[Excerpt from a dataset]

========================================================================

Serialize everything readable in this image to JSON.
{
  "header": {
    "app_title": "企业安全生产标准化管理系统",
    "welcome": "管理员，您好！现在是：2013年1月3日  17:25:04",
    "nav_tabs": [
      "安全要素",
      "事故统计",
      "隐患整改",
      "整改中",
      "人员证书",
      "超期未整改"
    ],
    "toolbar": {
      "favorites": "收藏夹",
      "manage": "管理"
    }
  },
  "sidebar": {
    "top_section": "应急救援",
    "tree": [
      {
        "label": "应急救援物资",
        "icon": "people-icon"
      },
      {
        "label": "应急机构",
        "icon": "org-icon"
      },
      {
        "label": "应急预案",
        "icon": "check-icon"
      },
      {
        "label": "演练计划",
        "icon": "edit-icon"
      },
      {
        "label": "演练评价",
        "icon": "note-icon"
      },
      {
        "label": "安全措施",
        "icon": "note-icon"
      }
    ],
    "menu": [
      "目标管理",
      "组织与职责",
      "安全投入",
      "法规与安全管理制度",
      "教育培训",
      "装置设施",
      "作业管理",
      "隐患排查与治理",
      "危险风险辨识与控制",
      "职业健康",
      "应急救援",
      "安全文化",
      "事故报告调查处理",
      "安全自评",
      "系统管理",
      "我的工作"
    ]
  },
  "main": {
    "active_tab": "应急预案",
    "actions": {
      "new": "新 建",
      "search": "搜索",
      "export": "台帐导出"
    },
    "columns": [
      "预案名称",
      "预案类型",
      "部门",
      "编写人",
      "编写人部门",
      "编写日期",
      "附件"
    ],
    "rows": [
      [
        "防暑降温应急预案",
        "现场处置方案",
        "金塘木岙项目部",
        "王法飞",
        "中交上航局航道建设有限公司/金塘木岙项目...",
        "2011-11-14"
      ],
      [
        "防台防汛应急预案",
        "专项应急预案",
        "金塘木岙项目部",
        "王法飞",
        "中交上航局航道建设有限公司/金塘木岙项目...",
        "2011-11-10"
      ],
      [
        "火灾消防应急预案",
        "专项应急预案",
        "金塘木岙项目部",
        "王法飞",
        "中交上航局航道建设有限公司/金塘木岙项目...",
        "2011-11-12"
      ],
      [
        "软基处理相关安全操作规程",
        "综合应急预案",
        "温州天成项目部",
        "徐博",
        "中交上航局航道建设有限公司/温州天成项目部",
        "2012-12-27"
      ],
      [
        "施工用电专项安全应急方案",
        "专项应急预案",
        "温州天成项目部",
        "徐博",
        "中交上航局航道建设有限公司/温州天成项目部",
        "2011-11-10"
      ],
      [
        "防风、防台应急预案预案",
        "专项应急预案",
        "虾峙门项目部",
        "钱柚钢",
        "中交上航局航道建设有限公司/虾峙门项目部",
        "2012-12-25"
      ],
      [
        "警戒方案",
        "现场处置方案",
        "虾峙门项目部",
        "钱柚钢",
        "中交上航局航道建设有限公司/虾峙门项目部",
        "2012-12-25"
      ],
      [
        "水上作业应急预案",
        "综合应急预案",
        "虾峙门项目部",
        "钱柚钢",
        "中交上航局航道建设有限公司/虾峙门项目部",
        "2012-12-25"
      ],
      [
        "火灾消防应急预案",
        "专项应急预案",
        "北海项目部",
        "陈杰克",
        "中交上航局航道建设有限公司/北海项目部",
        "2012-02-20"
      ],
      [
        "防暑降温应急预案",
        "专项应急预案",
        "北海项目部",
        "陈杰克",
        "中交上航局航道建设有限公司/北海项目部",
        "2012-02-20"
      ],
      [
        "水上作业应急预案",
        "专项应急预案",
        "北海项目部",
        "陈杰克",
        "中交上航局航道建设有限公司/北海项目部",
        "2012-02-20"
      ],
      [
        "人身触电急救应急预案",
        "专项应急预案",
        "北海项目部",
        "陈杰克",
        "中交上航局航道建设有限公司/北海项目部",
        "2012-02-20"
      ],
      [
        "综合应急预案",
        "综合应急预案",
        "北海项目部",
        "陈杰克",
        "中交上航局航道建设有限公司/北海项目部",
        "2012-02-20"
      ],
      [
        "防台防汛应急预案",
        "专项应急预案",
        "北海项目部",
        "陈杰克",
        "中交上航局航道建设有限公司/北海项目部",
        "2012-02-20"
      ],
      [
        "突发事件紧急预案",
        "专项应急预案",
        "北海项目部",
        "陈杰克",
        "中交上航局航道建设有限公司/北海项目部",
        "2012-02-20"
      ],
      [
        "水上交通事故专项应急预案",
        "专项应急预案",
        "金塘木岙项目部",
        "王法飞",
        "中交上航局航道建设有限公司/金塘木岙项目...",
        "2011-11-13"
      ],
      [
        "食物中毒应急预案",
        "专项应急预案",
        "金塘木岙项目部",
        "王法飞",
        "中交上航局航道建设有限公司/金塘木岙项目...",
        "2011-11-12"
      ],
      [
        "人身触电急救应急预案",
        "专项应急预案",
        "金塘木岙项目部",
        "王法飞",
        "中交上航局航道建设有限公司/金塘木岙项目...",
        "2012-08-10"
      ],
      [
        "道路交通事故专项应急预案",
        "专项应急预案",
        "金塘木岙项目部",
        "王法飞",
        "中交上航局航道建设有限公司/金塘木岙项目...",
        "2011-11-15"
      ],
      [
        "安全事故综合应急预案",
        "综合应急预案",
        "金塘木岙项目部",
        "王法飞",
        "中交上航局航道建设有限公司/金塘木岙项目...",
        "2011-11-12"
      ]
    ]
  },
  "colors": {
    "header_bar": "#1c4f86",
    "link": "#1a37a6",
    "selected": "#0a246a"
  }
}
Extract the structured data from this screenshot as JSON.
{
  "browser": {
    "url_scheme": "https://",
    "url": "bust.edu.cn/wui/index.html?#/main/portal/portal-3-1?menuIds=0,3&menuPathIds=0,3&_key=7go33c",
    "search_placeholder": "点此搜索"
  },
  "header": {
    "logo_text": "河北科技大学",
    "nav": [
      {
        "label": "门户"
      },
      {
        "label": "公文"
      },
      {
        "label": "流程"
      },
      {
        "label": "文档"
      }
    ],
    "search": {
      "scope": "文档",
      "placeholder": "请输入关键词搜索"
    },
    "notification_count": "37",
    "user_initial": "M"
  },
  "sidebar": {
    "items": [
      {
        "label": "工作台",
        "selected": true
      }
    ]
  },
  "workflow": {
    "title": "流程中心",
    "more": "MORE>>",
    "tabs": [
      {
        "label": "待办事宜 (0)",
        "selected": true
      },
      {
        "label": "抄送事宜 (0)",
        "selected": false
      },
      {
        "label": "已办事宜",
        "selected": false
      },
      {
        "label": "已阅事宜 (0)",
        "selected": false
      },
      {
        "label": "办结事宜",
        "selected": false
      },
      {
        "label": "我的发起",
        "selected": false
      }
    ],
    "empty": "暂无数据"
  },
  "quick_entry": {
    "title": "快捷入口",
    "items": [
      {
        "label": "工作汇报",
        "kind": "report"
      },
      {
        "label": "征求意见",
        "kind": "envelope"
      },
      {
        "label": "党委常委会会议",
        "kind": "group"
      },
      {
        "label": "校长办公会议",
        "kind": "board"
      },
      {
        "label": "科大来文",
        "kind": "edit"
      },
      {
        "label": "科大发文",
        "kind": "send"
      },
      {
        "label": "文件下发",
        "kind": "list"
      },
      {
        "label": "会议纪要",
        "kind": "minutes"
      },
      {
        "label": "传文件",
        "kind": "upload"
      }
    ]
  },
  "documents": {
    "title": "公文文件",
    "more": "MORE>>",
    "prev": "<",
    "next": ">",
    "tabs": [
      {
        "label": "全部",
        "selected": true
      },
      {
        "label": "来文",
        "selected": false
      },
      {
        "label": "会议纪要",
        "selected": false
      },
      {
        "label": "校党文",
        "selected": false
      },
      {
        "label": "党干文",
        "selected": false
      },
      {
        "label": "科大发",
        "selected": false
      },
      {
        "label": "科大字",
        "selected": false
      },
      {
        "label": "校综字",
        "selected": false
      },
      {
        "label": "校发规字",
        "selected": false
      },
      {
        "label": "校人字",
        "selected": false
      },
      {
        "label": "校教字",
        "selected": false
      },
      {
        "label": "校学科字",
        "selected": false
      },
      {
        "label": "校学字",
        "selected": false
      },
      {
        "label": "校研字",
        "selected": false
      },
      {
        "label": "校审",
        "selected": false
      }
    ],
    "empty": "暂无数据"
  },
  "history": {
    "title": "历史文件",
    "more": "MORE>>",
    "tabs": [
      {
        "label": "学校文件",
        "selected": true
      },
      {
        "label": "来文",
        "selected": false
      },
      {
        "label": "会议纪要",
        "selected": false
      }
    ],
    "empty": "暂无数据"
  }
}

========================================================================

## Exercise instructions
Using the records above, find and show each line with the string "main".

## Right answer
  "main": {
    "url": "bust.edu.cn/wui/index.html?#/main/portal/portal-3-1?menuIds=0,3&menuPathIds=0,3&_key=7go33c",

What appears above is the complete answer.